- _TASK DATA_:
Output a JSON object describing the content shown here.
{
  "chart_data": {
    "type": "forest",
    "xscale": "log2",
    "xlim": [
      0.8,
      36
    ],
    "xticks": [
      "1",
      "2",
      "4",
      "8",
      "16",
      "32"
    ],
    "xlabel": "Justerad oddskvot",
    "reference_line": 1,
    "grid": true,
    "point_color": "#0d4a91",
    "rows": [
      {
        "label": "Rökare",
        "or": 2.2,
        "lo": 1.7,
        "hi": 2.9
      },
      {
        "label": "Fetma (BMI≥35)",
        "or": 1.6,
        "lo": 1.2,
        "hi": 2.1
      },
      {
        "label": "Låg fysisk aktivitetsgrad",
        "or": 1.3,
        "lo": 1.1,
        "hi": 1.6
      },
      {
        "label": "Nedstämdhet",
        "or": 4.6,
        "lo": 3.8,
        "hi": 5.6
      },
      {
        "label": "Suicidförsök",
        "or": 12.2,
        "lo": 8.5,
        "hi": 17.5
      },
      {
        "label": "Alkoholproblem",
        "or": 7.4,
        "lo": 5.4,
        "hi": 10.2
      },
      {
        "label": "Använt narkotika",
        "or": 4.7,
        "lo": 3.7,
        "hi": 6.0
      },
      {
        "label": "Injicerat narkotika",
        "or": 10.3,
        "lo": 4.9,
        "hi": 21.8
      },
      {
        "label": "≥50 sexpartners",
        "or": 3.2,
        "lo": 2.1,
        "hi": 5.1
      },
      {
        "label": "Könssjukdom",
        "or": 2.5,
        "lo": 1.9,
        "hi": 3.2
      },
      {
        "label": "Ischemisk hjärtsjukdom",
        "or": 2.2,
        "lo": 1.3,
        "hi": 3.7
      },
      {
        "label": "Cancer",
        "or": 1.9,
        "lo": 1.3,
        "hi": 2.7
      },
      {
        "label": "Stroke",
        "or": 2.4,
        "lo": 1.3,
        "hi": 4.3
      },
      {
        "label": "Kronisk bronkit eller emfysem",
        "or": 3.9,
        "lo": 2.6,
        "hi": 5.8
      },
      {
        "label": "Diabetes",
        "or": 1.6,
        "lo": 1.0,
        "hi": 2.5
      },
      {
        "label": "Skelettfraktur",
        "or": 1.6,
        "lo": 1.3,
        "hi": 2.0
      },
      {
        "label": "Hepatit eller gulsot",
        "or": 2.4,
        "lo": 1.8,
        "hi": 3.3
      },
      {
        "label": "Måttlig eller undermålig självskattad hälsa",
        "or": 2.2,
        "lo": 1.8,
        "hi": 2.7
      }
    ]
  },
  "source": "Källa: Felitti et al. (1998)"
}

- _REQUIRED WORK_:
From the listing above, extract all records word for word.

- _WRITTEN SOLUTION_:
Output a JSON object describing the content shown here.
{
  "chart_data": {
    "type": "forest",
    "xscale": "log2",
    "xlim": [
      0.8,
      36
    ],
    "xticks": [
      "1",
      "2",
      "4",
      "8",
      "16",
      "32"
    ],
    "xlabel": "Justerad oddskvot",
    "reference_line": 1,
    "grid": true,
    "point_color": "#0d4a91",
    "rows": [
      {
        "label": "Rökare",
        "or": 2.2,
        "lo": 1.7,
        "hi": 2.9
      },
      {
        "label": "Fetma (BMI≥35)",
        "or": 1.6,
        "lo": 1.2,
        "hi": 2.1
      },
      {
        "label": "Låg fysisk aktivitetsgrad",
        "or": 1.3,
        "lo": 1.1,
        "hi": 1.6
      },
      {
        "label": "Nedstämdhet",
        "or": 4.6,
        "lo": 3.8,
        "hi": 5.6
      },
      {
        "label": "Suicidförsök",
        "or": 12.2,
        "lo": 8.5,
        "hi": 17.5
      },
      {
        "label": "Alkoholproblem",
        "or": 7.4,
        "lo": 5.4,
        "hi": 10.2
      },
      {
        "label": "Använt narkotika",
        "or": 4.7,
        "lo": 3.7,
        "hi": 6.0
      },
      {
        "label": "Injicerat narkotika",
        "or": 10.3,
        "lo": 4.9,
        "hi": 21.8
      },
      {
        "label": "≥50 sexpartners",
        "or": 3.2,
        "lo": 2.1,
        "hi": 5.1
      },
      {
        "label": "Könssjukdom",
        "or": 2.5,
        "lo": 1.9,
        "hi": 3.2
      },
      {
        "label": "Ischemisk hjärtsjukdom",
        "or": 2.2,
        "lo": 1.3,
        "hi": 3.7
      },
      {
        "label": "Cancer",
        "or": 1.9,
        "lo": 1.3,
        "hi": 2.7
      },
      {
        "label": "Stroke",
        "or": 2.4,
        "lo": 1.3,
        "hi": 4.3
      },
      {
        "label": "Kronisk bronkit eller emfysem",
        "or": 3.9,
        "lo": 2.6,
        "hi": 5.8
      },
      {
        "label": "Diabetes",
        "or": 1.6,
        "lo": 1.0,
        "hi": 2.5
      },
      {
        "label": "Skelettfraktur",
        "or": 1.6,
        "lo": 1.3,
        "hi": 2.0
      },
      {
        "label": "Hepatit eller gulsot",
        "or": 2.4,
        "lo": 1.8,
        "hi": 3.3
      },
      {
        "label": "Måttlig eller undermålig självskattad hälsa",
        "or": 2.2,
        "lo": 1.8,
        "hi": 2.7
      }
    ]
  },
  "source": "Källa: Felitti et al. (1998)"
}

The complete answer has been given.